Task to complete = State only the number of lines that include "https".

* start Data entries *

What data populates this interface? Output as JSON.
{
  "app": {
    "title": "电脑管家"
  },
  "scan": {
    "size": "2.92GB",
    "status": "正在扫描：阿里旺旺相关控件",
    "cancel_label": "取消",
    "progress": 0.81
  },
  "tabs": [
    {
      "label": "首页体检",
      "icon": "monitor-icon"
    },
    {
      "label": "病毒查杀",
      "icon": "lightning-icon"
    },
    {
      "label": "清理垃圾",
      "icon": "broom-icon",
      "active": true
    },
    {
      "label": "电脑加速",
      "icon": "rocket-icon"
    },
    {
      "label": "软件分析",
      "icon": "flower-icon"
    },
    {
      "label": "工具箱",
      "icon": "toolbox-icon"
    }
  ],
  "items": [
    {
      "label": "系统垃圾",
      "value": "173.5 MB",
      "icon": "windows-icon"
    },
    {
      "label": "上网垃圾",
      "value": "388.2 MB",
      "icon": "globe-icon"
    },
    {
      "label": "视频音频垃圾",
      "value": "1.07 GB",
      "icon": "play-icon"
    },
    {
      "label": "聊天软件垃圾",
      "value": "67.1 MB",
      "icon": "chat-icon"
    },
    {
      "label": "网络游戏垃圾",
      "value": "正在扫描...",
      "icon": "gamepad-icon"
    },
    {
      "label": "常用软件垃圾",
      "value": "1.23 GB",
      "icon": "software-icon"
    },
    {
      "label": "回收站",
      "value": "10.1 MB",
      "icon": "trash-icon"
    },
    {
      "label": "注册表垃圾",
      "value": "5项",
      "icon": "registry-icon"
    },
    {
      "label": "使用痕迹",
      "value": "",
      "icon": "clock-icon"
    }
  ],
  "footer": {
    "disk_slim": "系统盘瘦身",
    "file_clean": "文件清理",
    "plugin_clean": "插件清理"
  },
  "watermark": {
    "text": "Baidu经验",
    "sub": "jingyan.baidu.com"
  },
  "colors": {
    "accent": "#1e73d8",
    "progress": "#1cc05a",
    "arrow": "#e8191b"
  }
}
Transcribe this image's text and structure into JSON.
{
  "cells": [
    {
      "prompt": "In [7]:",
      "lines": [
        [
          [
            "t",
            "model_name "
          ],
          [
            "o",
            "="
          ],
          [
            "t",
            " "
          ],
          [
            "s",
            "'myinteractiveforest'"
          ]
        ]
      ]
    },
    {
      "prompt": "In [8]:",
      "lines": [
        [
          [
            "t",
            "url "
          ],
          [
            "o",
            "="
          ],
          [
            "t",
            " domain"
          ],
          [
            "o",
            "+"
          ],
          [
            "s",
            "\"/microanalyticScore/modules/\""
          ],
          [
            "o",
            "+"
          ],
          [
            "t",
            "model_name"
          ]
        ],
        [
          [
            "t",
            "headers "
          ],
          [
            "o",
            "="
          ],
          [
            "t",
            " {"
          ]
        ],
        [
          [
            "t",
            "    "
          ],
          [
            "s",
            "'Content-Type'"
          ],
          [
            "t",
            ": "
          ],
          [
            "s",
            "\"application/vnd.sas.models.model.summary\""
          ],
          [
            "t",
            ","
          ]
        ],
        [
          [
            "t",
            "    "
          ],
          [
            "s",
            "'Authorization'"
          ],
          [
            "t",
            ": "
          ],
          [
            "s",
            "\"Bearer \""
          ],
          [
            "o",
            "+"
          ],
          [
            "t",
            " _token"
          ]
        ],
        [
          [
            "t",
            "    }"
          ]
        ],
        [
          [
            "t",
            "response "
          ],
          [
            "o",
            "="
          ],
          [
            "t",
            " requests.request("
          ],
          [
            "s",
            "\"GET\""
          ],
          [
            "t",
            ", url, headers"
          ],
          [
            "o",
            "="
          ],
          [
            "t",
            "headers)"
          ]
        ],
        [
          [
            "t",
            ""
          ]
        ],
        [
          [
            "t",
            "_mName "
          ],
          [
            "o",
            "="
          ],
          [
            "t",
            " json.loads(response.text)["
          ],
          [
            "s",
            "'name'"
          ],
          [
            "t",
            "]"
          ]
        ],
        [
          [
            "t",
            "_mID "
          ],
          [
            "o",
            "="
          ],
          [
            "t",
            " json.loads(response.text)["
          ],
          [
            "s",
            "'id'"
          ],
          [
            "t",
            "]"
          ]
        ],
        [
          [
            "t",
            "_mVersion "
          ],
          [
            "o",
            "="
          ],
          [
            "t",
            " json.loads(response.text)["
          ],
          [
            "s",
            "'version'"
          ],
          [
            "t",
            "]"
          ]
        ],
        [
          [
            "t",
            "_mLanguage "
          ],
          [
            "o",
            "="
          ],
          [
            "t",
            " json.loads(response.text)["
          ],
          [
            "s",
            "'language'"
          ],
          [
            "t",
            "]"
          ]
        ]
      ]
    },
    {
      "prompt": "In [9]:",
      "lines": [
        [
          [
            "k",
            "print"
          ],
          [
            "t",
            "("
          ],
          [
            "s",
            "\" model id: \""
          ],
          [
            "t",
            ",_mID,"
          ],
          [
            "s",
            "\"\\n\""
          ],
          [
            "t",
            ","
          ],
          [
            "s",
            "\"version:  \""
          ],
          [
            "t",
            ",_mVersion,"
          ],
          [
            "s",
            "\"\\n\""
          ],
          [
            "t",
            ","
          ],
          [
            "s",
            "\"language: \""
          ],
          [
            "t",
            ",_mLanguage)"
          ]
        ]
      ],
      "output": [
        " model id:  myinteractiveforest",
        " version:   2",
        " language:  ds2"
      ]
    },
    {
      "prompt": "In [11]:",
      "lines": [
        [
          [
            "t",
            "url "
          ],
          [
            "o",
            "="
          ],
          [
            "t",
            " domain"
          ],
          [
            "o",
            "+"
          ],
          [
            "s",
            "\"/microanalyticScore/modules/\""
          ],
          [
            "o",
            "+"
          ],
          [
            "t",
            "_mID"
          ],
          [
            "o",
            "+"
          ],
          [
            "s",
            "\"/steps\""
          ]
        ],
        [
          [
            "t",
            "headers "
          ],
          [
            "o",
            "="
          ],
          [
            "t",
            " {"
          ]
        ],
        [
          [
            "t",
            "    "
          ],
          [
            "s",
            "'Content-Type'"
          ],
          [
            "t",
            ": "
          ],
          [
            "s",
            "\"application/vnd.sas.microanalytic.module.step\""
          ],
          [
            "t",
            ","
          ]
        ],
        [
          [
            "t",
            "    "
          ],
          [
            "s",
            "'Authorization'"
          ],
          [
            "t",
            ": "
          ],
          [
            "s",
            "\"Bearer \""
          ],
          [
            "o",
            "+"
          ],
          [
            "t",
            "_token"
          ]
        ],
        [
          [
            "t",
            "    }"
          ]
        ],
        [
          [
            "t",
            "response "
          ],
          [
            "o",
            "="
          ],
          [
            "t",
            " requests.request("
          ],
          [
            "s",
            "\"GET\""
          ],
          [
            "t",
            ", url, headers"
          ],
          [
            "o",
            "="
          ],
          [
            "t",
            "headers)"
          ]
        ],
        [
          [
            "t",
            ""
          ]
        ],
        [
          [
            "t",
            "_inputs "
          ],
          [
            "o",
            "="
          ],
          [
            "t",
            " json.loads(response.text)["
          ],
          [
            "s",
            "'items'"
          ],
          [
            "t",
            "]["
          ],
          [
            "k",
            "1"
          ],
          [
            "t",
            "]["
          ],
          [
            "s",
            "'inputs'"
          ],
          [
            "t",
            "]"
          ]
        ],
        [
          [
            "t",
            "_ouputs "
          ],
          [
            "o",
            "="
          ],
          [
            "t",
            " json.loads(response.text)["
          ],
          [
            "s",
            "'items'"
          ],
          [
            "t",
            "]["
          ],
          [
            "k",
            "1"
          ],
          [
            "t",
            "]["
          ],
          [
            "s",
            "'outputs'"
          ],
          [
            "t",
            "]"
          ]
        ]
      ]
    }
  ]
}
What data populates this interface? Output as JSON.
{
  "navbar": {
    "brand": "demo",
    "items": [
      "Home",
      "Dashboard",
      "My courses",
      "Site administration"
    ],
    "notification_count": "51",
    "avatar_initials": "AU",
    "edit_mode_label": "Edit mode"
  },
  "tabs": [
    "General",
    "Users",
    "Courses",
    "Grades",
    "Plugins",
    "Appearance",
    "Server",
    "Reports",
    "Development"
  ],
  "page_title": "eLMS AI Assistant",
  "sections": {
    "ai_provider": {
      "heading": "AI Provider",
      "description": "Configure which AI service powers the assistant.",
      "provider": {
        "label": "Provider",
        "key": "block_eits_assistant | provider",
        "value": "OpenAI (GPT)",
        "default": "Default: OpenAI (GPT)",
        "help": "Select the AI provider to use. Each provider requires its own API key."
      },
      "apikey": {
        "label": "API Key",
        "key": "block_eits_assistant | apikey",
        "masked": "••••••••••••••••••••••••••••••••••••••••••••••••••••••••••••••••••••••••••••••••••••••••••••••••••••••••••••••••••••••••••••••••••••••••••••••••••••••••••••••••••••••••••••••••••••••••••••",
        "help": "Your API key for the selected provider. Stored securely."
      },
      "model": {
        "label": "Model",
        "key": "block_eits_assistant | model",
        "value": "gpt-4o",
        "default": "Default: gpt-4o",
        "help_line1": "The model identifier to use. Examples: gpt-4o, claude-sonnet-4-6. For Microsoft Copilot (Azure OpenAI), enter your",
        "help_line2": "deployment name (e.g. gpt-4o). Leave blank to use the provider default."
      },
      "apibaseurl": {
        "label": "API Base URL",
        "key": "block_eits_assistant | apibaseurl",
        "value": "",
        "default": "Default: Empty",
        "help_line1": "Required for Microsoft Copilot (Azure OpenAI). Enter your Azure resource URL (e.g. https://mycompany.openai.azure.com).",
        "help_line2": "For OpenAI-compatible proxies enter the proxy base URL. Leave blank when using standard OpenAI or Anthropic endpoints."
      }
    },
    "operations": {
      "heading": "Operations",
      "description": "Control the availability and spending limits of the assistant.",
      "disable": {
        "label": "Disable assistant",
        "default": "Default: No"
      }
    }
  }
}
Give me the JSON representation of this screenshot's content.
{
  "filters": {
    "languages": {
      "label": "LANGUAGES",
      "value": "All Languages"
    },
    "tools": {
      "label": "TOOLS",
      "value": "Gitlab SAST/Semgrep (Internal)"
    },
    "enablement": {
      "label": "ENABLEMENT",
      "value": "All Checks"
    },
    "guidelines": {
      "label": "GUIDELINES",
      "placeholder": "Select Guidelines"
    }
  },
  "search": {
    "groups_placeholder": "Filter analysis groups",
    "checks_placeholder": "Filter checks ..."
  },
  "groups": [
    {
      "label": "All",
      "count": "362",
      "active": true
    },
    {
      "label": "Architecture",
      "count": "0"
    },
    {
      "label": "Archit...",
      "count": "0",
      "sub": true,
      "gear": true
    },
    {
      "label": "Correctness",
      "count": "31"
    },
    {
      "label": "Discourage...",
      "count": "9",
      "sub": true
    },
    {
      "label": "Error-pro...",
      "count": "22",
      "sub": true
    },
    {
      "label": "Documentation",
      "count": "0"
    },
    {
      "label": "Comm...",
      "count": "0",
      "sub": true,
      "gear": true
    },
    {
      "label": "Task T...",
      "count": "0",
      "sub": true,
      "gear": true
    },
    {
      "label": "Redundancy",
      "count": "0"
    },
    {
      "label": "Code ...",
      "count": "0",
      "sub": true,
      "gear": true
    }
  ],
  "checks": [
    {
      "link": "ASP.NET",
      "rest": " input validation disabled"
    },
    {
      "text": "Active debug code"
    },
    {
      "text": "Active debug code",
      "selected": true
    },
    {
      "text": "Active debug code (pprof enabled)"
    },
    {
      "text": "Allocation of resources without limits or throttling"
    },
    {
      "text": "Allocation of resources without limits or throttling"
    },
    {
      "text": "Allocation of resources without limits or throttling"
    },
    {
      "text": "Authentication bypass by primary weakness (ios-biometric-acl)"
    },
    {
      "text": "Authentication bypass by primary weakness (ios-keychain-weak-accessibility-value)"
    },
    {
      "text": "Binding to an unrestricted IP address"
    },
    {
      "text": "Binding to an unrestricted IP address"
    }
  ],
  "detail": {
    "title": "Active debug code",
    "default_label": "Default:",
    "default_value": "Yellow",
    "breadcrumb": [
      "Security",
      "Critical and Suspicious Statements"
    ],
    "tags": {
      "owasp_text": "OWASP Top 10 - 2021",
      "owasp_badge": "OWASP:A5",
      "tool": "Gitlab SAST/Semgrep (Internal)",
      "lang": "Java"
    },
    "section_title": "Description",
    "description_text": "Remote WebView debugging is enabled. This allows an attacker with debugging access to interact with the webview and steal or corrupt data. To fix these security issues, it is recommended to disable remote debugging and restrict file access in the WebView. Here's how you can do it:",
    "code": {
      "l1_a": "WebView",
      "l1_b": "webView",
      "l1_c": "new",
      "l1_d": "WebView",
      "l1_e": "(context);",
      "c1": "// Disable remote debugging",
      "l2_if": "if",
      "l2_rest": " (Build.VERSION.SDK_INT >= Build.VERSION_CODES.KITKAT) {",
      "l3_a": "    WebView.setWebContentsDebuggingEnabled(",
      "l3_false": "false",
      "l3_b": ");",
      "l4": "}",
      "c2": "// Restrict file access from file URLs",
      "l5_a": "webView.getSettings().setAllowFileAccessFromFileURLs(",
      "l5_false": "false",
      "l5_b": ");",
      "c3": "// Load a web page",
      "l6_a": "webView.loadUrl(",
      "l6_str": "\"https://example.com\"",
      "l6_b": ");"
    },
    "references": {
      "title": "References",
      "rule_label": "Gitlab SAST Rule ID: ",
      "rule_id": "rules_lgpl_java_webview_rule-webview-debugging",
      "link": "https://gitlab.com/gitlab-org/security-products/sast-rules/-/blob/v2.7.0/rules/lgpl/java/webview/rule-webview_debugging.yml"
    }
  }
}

* end Data entries *

Output for this exercise = 3